The exercise: Rewrite the listing below with every "extra-tick-label" swapped for "secondary-tick-label", leaving all else unchanged.

◇ ◇ ◇ ◇ ◇ ◇ ◇

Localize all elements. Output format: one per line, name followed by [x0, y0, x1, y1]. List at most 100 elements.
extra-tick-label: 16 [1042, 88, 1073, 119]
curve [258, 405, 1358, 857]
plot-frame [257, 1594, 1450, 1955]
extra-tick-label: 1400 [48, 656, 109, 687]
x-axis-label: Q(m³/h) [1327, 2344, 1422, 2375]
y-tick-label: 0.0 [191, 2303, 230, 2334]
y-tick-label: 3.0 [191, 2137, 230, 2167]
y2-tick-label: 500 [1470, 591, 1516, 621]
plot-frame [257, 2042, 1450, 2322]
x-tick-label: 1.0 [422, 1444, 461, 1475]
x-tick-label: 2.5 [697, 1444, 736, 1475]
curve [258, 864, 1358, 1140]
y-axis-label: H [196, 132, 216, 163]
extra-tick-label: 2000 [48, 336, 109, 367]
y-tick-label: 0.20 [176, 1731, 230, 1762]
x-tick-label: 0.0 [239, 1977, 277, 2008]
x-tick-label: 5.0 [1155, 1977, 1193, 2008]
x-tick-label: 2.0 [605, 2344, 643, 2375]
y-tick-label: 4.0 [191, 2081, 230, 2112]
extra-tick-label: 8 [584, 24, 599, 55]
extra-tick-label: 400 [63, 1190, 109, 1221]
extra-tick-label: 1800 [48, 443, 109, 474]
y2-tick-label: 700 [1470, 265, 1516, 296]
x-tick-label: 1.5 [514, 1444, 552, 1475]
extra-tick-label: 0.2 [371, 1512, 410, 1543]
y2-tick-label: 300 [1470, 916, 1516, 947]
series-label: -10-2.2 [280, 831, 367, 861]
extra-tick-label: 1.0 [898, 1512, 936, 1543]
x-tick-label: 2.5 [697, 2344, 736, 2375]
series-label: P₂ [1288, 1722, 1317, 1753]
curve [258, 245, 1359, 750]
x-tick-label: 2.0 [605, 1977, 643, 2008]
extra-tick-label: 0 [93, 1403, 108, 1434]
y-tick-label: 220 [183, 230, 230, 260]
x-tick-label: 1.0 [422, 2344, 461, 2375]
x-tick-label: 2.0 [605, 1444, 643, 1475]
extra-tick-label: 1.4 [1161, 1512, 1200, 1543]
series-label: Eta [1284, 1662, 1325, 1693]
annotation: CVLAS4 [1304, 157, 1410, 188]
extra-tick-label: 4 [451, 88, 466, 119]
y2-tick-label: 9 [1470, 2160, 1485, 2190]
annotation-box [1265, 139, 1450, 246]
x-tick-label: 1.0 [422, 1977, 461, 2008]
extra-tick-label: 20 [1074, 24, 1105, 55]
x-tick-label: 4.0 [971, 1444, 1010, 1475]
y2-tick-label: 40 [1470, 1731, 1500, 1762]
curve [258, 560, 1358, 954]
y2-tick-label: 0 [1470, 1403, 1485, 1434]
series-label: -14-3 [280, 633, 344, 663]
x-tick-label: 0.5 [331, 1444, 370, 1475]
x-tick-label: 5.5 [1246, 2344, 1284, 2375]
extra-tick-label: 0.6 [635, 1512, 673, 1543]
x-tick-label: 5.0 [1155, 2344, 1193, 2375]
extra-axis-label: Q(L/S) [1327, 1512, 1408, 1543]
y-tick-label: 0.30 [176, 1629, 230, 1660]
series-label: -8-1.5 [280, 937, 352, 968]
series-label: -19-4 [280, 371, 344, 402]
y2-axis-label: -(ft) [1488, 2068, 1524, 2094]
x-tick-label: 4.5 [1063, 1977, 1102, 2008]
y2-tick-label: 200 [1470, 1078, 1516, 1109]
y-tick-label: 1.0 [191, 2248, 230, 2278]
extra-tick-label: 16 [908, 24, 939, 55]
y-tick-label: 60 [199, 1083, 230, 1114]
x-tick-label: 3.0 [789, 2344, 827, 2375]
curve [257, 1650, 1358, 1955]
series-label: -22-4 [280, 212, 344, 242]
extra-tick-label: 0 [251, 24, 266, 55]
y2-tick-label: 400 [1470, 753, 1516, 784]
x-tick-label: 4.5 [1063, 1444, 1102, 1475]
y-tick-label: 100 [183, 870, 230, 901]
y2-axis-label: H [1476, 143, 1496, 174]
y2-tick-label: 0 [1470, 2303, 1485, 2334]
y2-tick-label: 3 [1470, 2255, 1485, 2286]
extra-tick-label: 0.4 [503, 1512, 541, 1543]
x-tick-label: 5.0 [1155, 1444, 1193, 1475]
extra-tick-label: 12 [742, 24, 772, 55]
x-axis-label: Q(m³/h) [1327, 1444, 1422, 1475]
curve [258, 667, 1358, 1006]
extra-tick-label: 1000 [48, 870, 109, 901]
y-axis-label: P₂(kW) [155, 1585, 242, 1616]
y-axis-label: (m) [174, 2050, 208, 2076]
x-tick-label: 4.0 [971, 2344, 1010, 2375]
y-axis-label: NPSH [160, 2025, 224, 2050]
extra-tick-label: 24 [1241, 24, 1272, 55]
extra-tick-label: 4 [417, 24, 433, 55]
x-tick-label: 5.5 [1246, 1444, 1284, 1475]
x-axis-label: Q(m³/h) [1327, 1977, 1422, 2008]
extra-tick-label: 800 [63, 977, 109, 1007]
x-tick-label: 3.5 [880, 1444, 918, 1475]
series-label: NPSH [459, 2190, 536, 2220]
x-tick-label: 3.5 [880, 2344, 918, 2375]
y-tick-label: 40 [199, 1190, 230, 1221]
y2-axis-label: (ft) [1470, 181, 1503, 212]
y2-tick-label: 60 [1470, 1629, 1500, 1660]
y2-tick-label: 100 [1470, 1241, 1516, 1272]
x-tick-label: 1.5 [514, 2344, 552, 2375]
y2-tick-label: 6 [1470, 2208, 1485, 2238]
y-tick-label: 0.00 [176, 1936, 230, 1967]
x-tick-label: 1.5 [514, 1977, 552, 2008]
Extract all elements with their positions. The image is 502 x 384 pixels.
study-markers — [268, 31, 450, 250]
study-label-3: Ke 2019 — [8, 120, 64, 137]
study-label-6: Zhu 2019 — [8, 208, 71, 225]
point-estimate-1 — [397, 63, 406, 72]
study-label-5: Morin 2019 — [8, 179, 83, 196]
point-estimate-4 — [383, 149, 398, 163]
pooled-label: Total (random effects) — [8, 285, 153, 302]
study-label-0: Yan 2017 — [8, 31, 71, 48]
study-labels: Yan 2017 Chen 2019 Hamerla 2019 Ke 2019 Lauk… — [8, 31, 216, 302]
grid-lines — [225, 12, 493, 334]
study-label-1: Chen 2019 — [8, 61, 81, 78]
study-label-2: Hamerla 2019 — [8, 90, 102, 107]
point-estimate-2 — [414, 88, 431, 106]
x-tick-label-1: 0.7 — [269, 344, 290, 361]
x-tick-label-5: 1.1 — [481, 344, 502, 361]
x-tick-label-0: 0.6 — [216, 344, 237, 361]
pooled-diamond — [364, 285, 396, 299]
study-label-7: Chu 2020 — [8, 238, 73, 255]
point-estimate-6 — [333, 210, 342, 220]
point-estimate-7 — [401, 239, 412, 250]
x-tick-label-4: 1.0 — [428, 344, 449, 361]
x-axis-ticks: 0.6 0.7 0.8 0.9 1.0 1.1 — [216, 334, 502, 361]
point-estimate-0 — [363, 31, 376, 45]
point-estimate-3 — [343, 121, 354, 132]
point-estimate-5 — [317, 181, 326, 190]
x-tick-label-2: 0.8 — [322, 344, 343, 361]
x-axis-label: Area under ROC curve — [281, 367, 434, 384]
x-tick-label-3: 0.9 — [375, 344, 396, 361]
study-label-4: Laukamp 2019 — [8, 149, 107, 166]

◇ ◇ ◇ ◇ ◇ ◇ ◇

Expected answer:
Localize all elements. Output format: one per line, name followed by [x0, y0, x1, y1]. List at most 100 elements.
secondary-tick-label: 16 [1042, 88, 1073, 119]
curve [258, 405, 1358, 857]
plot-frame [257, 1594, 1450, 1955]
secondary-tick-label: 1400 [48, 656, 109, 687]
x-axis-label: Q(m³/h) [1327, 2344, 1422, 2375]
y-tick-label: 0.0 [191, 2303, 230, 2334]
y-tick-label: 3.0 [191, 2137, 230, 2167]
y2-tick-label: 500 [1470, 591, 1516, 621]
plot-frame [257, 2042, 1450, 2322]
x-tick-label: 1.0 [422, 1444, 461, 1475]
x-tick-label: 2.5 [697, 1444, 736, 1475]
curve [258, 864, 1358, 1140]
y-axis-label: H [196, 132, 216, 163]
secondary-tick-label: 2000 [48, 336, 109, 367]
y-tick-label: 0.20 [176, 1731, 230, 1762]
x-tick-label: 0.0 [239, 1977, 277, 2008]
x-tick-label: 5.0 [1155, 1977, 1193, 2008]
x-tick-label: 2.0 [605, 2344, 643, 2375]
y-tick-label: 4.0 [191, 2081, 230, 2112]
secondary-tick-label: 8 [584, 24, 599, 55]
secondary-tick-label: 400 [63, 1190, 109, 1221]
secondary-tick-label: 1800 [48, 443, 109, 474]
y2-tick-label: 700 [1470, 265, 1516, 296]
x-tick-label: 1.5 [514, 1444, 552, 1475]
secondary-tick-label: 0.2 [371, 1512, 410, 1543]
y2-tick-label: 300 [1470, 916, 1516, 947]
series-label: -10-2.2 [280, 831, 367, 861]
secondary-tick-label: 1.0 [898, 1512, 936, 1543]
x-tick-label: 2.5 [697, 2344, 736, 2375]
series-label: P₂ [1288, 1722, 1317, 1753]
curve [258, 245, 1359, 750]
x-tick-label: 2.0 [605, 1977, 643, 2008]
secondary-tick-label: 0 [93, 1403, 108, 1434]
y-tick-label: 220 [183, 230, 230, 260]
x-tick-label: 1.0 [422, 2344, 461, 2375]
x-tick-label: 2.0 [605, 1444, 643, 1475]
secondary-tick-label: 1.4 [1161, 1512, 1200, 1543]
series-label: Eta [1284, 1662, 1325, 1693]
annotation: CVLAS4 [1304, 157, 1410, 188]
secondary-tick-label: 4 [451, 88, 466, 119]
y2-tick-label: 9 [1470, 2160, 1485, 2190]
annotation-box [1265, 139, 1450, 246]
x-tick-label: 1.0 [422, 1977, 461, 2008]
secondary-tick-label: 20 [1074, 24, 1105, 55]
x-tick-label: 4.0 [971, 1444, 1010, 1475]
y2-tick-label: 40 [1470, 1731, 1500, 1762]
curve [258, 560, 1358, 954]
y2-tick-label: 0 [1470, 1403, 1485, 1434]
series-label: -14-3 [280, 633, 344, 663]
x-tick-label: 0.5 [331, 1444, 370, 1475]
x-tick-label: 5.5 [1246, 2344, 1284, 2375]
secondary-tick-label: 0.6 [635, 1512, 673, 1543]
x-tick-label: 5.0 [1155, 2344, 1193, 2375]
extra-axis-label: Q(L/S) [1327, 1512, 1408, 1543]
y-tick-label: 0.30 [176, 1629, 230, 1660]
series-label: -8-1.5 [280, 937, 352, 968]
series-label: -19-4 [280, 371, 344, 402]
y2-axis-label: -(ft) [1488, 2068, 1524, 2094]
x-tick-label: 4.5 [1063, 1977, 1102, 2008]
y2-tick-label: 200 [1470, 1078, 1516, 1109]
y-tick-label: 1.0 [191, 2248, 230, 2278]
secondary-tick-label: 16 [908, 24, 939, 55]
y-tick-label: 60 [199, 1083, 230, 1114]
x-tick-label: 3.0 [789, 2344, 827, 2375]
curve [257, 1650, 1358, 1955]
series-label: -22-4 [280, 212, 344, 242]
secondary-tick-label: 0 [251, 24, 266, 55]
y2-tick-label: 400 [1470, 753, 1516, 784]
x-tick-label: 4.5 [1063, 1444, 1102, 1475]
y-tick-label: 100 [183, 870, 230, 901]
y2-axis-label: H [1476, 143, 1496, 174]
y2-tick-label: 0 [1470, 2303, 1485, 2334]
y2-tick-label: 3 [1470, 2255, 1485, 2286]
secondary-tick-label: 0.4 [503, 1512, 541, 1543]
x-tick-label: 5.0 [1155, 1444, 1193, 1475]
secondary-tick-label: 12 [742, 24, 772, 55]
x-axis-label: Q(m³/h) [1327, 1444, 1422, 1475]
curve [258, 667, 1358, 1006]
secondary-tick-label: 1000 [48, 870, 109, 901]
y-axis-label: P₂(kW) [155, 1585, 242, 1616]
y-axis-label: (m) [174, 2050, 208, 2076]
x-tick-label: 4.0 [971, 2344, 1010, 2375]
y-axis-label: NPSH [160, 2025, 224, 2050]
secondary-tick-label: 24 [1241, 24, 1272, 55]
secondary-tick-label: 4 [417, 24, 433, 55]
x-tick-label: 5.5 [1246, 1444, 1284, 1475]
x-axis-label: Q(m³/h) [1327, 1977, 1422, 2008]
secondary-tick-label: 800 [63, 977, 109, 1007]
x-tick-label: 3.5 [880, 1444, 918, 1475]
series-label: NPSH [459, 2190, 536, 2220]
x-tick-label: 3.5 [880, 2344, 918, 2375]
y-tick-label: 40 [199, 1190, 230, 1221]
y2-axis-label: (ft) [1470, 181, 1503, 212]
y2-tick-label: 60 [1470, 1629, 1500, 1660]
y2-tick-label: 100 [1470, 1241, 1516, 1272]
x-tick-label: 1.5 [514, 2344, 552, 2375]
y2-tick-label: 6 [1470, 2208, 1485, 2238]
y-tick-label: 0.00 [176, 1936, 230, 1967]
x-tick-label: 1.5 [514, 1977, 552, 2008]
Extract all elements with their positions. The image is 502 x 384 pixels.
study-markers — [268, 31, 450, 250]
study-label-3: Ke 2019 — [8, 120, 64, 137]
study-label-6: Zhu 2019 — [8, 208, 71, 225]
point-estimate-1 — [397, 63, 406, 72]
study-label-5: Morin 2019 — [8, 179, 83, 196]
point-estimate-4 — [383, 149, 398, 163]
pooled-label: Total (random effects) — [8, 285, 153, 302]
study-label-0: Yan 2017 — [8, 31, 71, 48]
study-labels: Yan 2017 Chen 2019 Hamerla 2019 Ke 2019 Lauk… — [8, 31, 216, 302]
grid-lines — [225, 12, 493, 334]
study-label-1: Chen 2019 — [8, 61, 81, 78]
study-label-2: Hamerla 2019 — [8, 90, 102, 107]
point-estimate-2 — [414, 88, 431, 106]
x-tick-label-1: 0.7 — [269, 344, 290, 361]
x-tick-label-5: 1.1 — [481, 344, 502, 361]
x-tick-label-0: 0.6 — [216, 344, 237, 361]
pooled-diamond — [364, 285, 396, 299]
study-label-7: Chu 2020 — [8, 238, 73, 255]
point-estimate-6 — [333, 210, 342, 220]
point-estimate-7 — [401, 239, 412, 250]
x-tick-label-4: 1.0 — [428, 344, 449, 361]
x-axis-ticks: 0.6 0.7 0.8 0.9 1.0 1.1 — [216, 334, 502, 361]
point-estimate-0 — [363, 31, 376, 45]
point-estimate-3 — [343, 121, 354, 132]
point-estimate-5 — [317, 181, 326, 190]
x-tick-label-2: 0.8 — [322, 344, 343, 361]
x-axis-label: Area under ROC curve — [281, 367, 434, 384]
x-tick-label-3: 0.9 — [375, 344, 396, 361]
study-label-4: Laukamp 2019 — [8, 149, 107, 166]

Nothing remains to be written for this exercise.